Answer with a number only: how many lines of the data contain "name"?

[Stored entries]
+ + + + + + +

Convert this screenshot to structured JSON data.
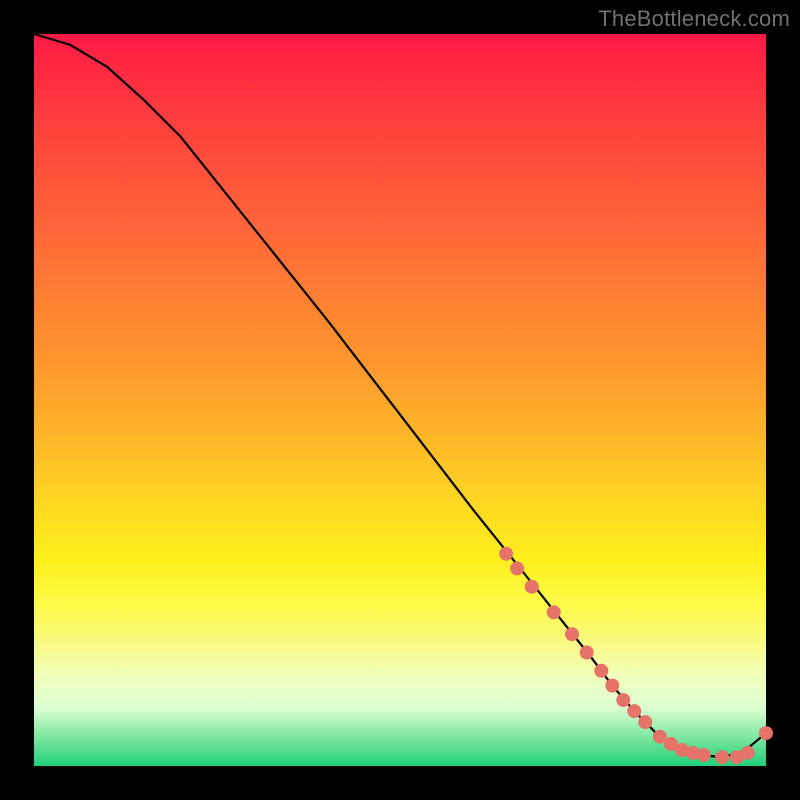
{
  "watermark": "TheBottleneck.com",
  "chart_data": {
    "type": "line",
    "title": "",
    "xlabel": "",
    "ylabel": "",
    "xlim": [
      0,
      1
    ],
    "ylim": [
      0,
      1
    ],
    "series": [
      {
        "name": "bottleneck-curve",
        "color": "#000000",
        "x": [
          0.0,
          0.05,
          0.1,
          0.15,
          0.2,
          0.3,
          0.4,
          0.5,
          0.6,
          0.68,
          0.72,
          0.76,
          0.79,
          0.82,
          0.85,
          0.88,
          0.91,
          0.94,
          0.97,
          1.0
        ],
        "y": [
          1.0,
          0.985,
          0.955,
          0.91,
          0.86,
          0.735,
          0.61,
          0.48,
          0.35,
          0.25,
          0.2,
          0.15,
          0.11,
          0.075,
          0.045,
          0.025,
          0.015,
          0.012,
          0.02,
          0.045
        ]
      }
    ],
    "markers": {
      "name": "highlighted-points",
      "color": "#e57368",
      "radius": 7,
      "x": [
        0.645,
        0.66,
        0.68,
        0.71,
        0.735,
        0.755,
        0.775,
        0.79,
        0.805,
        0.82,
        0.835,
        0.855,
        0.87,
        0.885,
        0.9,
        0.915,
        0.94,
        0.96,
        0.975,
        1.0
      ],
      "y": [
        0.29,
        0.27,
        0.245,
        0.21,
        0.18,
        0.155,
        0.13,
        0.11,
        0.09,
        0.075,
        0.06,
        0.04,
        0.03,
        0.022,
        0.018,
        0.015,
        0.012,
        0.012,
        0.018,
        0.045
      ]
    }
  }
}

+ + + + + + +

• [THE RESPONSE]
2